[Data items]
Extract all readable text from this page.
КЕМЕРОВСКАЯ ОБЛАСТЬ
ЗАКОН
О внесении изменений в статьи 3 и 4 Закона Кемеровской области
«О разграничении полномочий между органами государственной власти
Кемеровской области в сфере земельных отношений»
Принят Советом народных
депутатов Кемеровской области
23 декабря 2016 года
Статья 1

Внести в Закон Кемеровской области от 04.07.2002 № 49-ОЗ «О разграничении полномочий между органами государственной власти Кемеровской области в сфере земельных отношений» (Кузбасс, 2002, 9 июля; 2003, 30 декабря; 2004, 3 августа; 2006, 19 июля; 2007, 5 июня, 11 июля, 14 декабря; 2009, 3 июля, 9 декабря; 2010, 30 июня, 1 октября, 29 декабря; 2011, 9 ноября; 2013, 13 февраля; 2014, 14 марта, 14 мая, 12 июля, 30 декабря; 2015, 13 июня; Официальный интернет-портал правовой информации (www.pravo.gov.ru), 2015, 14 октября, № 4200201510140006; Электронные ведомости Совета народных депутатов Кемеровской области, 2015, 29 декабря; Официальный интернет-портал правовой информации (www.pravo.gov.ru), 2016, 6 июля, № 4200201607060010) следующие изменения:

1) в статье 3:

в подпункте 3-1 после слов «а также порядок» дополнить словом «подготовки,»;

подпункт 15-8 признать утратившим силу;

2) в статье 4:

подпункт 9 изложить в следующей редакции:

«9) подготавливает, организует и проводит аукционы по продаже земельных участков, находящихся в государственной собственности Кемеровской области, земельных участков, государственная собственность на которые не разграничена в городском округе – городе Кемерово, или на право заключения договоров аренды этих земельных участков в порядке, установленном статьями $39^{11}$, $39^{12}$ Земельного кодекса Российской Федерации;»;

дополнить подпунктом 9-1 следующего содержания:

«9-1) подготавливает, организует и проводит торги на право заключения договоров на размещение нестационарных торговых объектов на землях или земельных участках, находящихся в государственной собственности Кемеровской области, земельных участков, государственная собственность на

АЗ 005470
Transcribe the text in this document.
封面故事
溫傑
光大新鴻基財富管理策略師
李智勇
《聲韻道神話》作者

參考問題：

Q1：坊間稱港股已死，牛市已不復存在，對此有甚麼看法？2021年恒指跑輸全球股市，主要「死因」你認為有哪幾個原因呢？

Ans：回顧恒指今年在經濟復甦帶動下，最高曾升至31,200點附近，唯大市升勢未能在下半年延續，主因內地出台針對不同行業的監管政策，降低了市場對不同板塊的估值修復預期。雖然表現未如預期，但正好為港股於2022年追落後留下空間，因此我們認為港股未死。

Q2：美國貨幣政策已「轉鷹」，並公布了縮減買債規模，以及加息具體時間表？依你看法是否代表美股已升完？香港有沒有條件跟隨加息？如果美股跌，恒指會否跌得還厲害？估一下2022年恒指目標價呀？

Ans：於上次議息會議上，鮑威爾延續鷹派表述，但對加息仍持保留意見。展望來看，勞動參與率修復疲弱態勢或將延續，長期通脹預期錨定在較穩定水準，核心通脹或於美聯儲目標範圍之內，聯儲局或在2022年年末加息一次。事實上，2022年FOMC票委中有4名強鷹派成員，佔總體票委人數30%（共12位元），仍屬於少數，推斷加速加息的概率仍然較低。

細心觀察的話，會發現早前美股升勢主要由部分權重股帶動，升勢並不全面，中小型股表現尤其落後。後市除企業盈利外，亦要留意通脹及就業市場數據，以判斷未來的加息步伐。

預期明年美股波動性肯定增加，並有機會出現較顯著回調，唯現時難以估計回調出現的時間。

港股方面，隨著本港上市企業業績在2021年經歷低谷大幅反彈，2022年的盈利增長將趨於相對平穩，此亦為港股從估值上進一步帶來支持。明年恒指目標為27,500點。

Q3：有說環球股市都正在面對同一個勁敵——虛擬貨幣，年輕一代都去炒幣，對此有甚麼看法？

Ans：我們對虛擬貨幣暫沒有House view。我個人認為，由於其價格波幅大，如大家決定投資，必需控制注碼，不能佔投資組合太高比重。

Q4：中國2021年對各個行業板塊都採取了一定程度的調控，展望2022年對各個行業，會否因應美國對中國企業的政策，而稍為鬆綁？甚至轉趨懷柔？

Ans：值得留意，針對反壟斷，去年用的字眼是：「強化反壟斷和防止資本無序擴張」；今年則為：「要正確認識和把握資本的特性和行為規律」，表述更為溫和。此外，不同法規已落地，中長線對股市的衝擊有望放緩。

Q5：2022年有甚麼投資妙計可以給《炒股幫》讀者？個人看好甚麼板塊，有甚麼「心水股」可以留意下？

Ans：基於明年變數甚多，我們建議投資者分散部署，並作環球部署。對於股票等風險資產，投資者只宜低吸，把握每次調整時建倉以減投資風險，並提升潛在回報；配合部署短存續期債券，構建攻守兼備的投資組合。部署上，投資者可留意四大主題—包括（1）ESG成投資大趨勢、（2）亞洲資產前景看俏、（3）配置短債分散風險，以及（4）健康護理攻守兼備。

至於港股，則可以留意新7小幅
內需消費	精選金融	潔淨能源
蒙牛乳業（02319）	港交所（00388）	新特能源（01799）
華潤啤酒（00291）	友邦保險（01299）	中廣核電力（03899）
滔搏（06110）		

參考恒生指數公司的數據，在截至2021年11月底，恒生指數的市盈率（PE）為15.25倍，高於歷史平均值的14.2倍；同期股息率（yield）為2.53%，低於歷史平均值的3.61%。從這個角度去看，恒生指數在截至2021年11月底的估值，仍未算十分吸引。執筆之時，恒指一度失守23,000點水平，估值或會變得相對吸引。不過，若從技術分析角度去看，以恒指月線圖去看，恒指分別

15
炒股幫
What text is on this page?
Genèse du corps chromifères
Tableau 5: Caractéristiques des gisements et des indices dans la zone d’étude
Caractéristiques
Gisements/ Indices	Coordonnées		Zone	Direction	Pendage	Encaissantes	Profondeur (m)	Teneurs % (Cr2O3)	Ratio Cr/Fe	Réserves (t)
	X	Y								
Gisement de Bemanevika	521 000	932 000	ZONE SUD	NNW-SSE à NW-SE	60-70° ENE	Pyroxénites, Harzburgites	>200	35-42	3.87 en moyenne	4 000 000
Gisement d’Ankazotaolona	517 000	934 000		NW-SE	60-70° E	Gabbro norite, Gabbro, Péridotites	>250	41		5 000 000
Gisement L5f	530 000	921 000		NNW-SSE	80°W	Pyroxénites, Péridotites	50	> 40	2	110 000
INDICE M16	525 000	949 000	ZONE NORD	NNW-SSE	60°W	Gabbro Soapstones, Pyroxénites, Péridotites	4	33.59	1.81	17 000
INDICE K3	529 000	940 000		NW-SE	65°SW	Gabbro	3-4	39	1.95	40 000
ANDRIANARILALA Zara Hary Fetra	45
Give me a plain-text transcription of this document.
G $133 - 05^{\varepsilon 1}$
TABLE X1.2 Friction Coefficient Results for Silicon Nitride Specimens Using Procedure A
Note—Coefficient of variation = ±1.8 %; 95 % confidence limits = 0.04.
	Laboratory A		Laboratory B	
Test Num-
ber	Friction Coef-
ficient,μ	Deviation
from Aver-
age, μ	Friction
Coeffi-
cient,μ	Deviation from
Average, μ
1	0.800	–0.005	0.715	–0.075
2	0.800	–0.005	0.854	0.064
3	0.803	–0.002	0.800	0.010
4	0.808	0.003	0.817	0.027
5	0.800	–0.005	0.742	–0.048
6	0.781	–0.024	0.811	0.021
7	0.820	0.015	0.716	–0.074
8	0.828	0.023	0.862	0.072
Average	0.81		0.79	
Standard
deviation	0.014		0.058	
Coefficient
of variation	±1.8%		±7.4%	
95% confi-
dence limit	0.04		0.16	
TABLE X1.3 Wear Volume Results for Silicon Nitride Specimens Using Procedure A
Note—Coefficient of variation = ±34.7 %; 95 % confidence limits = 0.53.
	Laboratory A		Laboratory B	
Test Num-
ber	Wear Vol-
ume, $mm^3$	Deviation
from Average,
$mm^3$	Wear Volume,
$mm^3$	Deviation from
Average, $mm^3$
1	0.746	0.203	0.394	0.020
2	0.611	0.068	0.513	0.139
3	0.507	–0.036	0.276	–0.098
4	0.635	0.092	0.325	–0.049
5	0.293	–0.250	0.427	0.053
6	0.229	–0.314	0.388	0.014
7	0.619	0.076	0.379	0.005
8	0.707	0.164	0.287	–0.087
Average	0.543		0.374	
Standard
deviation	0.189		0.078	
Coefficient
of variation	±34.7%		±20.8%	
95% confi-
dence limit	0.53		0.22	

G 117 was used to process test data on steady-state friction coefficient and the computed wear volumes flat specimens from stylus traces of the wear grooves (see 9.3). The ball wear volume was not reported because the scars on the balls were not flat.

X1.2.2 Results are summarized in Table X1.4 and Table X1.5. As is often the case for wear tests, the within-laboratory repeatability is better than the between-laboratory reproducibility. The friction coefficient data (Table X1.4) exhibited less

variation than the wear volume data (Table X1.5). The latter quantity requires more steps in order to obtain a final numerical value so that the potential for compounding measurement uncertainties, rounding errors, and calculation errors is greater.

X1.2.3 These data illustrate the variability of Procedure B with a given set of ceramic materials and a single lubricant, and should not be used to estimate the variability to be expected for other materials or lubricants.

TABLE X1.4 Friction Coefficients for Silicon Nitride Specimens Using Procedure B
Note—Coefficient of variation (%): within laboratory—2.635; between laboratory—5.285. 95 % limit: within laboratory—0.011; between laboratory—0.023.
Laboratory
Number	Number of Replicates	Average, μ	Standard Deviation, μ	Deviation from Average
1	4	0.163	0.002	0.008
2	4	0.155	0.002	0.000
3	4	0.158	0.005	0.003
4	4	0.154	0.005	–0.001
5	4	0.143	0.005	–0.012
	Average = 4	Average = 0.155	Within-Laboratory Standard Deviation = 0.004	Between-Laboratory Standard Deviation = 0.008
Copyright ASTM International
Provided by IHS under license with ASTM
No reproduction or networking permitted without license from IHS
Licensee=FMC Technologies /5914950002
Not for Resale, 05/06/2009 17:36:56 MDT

■ Given exercise:
What is the number of lines holding the word "page"? State it alone.

■ Correct output:
2